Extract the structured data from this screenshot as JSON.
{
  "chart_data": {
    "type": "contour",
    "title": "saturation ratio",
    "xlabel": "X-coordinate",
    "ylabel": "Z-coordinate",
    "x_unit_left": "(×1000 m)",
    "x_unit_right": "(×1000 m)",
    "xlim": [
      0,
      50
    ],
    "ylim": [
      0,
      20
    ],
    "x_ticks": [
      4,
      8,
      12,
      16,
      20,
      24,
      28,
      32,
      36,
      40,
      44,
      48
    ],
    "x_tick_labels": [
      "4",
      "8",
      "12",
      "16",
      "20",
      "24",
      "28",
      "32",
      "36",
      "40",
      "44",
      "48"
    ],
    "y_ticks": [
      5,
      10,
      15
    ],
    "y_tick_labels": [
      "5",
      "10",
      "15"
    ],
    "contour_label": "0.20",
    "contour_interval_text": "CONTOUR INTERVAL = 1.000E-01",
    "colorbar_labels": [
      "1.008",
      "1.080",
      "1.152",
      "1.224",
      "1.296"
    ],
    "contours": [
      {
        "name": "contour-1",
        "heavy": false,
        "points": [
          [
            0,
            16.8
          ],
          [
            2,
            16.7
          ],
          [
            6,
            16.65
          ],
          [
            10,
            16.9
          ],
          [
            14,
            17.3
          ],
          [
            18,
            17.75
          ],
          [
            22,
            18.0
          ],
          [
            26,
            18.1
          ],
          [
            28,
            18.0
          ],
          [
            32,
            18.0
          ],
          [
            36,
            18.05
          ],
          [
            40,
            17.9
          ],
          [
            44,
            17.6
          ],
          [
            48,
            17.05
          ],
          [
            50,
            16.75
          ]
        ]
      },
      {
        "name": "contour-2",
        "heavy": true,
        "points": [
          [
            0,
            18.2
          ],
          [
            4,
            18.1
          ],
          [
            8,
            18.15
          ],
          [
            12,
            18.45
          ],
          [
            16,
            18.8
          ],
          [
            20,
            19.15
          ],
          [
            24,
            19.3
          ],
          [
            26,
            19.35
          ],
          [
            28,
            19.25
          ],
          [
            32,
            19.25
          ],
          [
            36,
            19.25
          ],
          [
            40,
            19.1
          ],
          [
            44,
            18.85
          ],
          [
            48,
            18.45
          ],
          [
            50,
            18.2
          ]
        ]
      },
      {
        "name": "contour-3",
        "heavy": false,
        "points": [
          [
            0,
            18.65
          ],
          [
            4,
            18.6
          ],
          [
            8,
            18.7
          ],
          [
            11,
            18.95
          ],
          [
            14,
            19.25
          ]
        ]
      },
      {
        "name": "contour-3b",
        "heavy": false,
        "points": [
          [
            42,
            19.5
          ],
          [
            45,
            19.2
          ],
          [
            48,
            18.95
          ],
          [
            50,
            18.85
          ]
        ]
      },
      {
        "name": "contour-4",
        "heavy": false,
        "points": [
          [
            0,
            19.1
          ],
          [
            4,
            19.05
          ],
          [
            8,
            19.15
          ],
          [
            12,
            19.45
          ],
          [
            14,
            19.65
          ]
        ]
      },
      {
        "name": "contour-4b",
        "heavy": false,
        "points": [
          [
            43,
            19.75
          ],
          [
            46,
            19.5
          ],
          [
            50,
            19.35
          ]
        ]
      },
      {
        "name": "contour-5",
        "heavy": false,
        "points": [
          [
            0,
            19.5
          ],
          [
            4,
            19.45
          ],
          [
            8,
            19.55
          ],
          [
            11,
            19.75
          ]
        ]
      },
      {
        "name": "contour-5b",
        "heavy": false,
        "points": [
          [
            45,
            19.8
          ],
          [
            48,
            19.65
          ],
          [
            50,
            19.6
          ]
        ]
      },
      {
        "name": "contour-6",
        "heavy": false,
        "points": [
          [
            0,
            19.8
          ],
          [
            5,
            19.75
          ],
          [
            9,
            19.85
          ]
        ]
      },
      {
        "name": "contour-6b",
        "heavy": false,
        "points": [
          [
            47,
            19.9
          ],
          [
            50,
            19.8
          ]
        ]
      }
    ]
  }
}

▶ **Written request**:
Extract the listing in its entirety and repeat it exactly.

▶ **Task solution**:
Extract the structured data from this screenshot as JSON.
{
  "chart_data": {
    "type": "contour",
    "title": "saturation ratio",
    "xlabel": "X-coordinate",
    "ylabel": "Z-coordinate",
    "x_unit_left": "(×1000 m)",
    "x_unit_right": "(×1000 m)",
    "xlim": [
      0,
      50
    ],
    "ylim": [
      0,
      20
    ],
    "x_ticks": [
      4,
      8,
      12,
      16,
      20,
      24,
      28,
      32,
      36,
      40,
      44,
      48
    ],
    "x_tick_labels": [
      "4",
      "8",
      "12",
      "16",
      "20",
      "24",
      "28",
      "32",
      "36",
      "40",
      "44",
      "48"
    ],
    "y_ticks": [
      5,
      10,
      15
    ],
    "y_tick_labels": [
      "5",
      "10",
      "15"
    ],
    "contour_label": "0.20",
    "contour_interval_text": "CONTOUR INTERVAL = 1.000E-01",
    "colorbar_labels": [
      "1.008",
      "1.080",
      "1.152",
      "1.224",
      "1.296"
    ],
    "contours": [
      {
        "name": "contour-1",
        "heavy": false,
        "points": [
          [
            0,
            16.8
          ],
          [
            2,
            16.7
          ],
          [
            6,
            16.65
          ],
          [
            10,
            16.9
          ],
          [
            14,
            17.3
          ],
          [
            18,
            17.75
          ],
          [
            22,
            18.0
          ],
          [
            26,
            18.1
          ],
          [
            28,
            18.0
          ],
          [
            32,
            18.0
          ],
          [
            36,
            18.05
          ],
          [
            40,
            17.9
          ],
          [
            44,
            17.6
          ],
          [
            48,
            17.05
          ],
          [
            50,
            16.75
          ]
        ]
      },
      {
        "name": "contour-2",
        "heavy": true,
        "points": [
          [
            0,
            18.2
          ],
          [
            4,
            18.1
          ],
          [
            8,
            18.15
          ],
          [
            12,
            18.45
          ],
          [
            16,
            18.8
          ],
          [
            20,
            19.15
          ],
          [
            24,
            19.3
          ],
          [
            26,
            19.35
          ],
          [
            28,
            19.25
          ],
          [
            32,
            19.25
          ],
          [
            36,
            19.25
          ],
          [
            40,
            19.1
          ],
          [
            44,
            18.85
          ],
          [
            48,
            18.45
          ],
          [
            50,
            18.2
          ]
        ]
      },
      {
        "name": "contour-3",
        "heavy": false,
        "points": [
          [
            0,
            18.65
          ],
          [
            4,
            18.6
          ],
          [
            8,
            18.7
          ],
          [
            11,
            18.95
          ],
          [
            14,
            19.25
          ]
        ]
      },
      {
        "name": "contour-3b",
        "heavy": false,
        "points": [
          [
            42,
            19.5
          ],
          [
            45,
            19.2
          ],
          [
            48,
            18.95
          ],
          [
            50,
            18.85
          ]
        ]
      },
      {
        "name": "contour-4",
        "heavy": false,
        "points": [
          [
            0,
            19.1
          ],
          [
            4,
            19.05
          ],
          [
            8,
            19.15
          ],
          [
            12,
            19.45
          ],
          [
            14,
            19.65
          ]
        ]
      },
      {
        "name": "contour-4b",
        "heavy": false,
        "points": [
          [
            43,
            19.75
          ],
          [
            46,
            19.5
          ],
          [
            50,
            19.35
          ]
        ]
      },
      {
        "name": "contour-5",
        "heavy": false,
        "points": [
          [
            0,
            19.5
          ],
          [
            4,
            19.45
          ],
          [
            8,
            19.55
          ],
          [
            11,
            19.75
          ]
        ]
      },
      {
        "name": "contour-5b",
        "heavy": false,
        "points": [
          [
            45,
            19.8
          ],
          [
            48,
            19.65
          ],
          [
            50,
            19.6
          ]
        ]
      },
      {
        "name": "contour-6",
        "heavy": false,
        "points": [
          [
            0,
            19.8
          ],
          [
            5,
            19.75
          ],
          [
            9,
            19.85
          ]
        ]
      },
      {
        "name": "contour-6b",
        "heavy": false,
        "points": [
          [
            47,
            19.9
          ],
          [
            50,
            19.8
          ]
        ]
      }
    ]
  }
}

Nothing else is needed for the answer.